TASK PROMPT
In the records below, find each line containing the word "编辑性差异" and copy it.

MATERIALS PROVIDED
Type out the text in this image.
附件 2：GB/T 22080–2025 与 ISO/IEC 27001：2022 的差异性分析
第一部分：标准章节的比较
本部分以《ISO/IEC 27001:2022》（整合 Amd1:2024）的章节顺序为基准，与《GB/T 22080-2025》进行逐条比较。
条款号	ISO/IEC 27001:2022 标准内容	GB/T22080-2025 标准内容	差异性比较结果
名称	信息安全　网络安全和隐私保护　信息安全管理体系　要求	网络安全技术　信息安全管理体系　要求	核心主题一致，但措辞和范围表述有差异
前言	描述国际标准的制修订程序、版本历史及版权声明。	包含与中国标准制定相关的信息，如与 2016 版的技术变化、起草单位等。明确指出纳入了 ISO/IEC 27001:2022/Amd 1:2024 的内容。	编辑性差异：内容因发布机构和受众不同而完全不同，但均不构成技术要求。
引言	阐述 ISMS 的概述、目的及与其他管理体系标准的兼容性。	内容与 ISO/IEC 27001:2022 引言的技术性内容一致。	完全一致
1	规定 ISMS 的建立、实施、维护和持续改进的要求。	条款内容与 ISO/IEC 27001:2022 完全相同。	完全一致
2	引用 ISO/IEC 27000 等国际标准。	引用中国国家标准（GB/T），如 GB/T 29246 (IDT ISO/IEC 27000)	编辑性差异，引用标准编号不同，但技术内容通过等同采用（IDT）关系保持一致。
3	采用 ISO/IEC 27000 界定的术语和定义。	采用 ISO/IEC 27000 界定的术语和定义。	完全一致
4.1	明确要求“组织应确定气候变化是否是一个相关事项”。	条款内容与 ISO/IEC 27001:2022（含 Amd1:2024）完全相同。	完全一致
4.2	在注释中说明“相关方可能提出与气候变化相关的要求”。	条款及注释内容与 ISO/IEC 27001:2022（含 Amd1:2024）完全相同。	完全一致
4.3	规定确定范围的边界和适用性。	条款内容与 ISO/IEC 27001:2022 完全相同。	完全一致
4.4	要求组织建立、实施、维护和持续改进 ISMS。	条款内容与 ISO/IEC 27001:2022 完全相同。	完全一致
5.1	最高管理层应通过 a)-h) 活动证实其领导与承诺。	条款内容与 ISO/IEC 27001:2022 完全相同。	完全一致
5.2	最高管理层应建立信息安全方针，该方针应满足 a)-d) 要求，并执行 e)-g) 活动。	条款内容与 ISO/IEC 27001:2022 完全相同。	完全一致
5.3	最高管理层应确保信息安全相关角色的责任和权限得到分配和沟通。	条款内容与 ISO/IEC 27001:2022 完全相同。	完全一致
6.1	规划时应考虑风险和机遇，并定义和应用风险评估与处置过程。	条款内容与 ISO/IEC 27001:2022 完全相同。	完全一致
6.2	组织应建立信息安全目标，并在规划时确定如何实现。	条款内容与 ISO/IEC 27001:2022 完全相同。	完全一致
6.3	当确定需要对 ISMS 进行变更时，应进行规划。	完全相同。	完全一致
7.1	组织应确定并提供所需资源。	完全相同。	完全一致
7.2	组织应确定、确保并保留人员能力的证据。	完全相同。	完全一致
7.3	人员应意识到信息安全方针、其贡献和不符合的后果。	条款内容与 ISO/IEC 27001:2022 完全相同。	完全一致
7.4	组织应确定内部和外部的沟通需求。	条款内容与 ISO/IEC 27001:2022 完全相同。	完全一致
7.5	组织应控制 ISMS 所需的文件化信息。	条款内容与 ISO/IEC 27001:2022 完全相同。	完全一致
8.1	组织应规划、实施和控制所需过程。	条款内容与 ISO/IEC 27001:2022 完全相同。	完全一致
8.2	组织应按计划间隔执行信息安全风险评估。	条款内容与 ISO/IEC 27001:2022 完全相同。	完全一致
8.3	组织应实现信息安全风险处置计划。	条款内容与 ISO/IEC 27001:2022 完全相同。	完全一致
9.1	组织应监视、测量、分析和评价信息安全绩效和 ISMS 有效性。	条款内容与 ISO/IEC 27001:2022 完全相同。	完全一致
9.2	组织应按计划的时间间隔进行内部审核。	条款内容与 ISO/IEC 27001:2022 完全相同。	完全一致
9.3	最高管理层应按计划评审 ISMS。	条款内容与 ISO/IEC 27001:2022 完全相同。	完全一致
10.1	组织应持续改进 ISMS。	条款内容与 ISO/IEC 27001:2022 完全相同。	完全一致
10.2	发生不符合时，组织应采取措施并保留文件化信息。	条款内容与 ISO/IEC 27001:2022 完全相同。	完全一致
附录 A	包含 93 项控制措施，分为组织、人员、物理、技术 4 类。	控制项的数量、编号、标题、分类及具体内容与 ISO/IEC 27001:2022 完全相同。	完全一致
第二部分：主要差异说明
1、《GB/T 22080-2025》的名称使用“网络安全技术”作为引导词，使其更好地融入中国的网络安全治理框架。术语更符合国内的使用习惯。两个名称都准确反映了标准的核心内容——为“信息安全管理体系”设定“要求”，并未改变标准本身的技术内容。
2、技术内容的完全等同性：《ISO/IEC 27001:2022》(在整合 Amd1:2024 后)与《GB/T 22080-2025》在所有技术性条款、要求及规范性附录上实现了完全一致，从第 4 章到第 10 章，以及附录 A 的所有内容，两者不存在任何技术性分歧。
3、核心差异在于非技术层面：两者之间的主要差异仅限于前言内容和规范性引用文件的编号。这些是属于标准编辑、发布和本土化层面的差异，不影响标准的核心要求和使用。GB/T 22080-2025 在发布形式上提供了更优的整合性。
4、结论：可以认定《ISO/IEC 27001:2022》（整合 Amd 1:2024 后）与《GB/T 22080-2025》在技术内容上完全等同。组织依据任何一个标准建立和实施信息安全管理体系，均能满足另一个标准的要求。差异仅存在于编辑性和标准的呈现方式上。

WRITTEN RESPONSE
前言	描述国际标准的制修订程序、版本历史及版权声明。	包含与中国标准制定相关的信息，如与 2016 版的技术变化、起草单位等。明确指出纳入了 ISO/IEC 27001:2022/Amd 1:2024 的内容。	编辑性差异：内容因发布机构和受众不同而完全不同，但均不构成技术要求。
2	引用 ISO/IEC 27000 等国际标准。	引用中国国家标准（GB/T），如 GB/T 29246 (IDT ISO/IEC 27000)	编辑性差异，引用标准编号不同，但技术内容通过等同采用（IDT）关系保持一致。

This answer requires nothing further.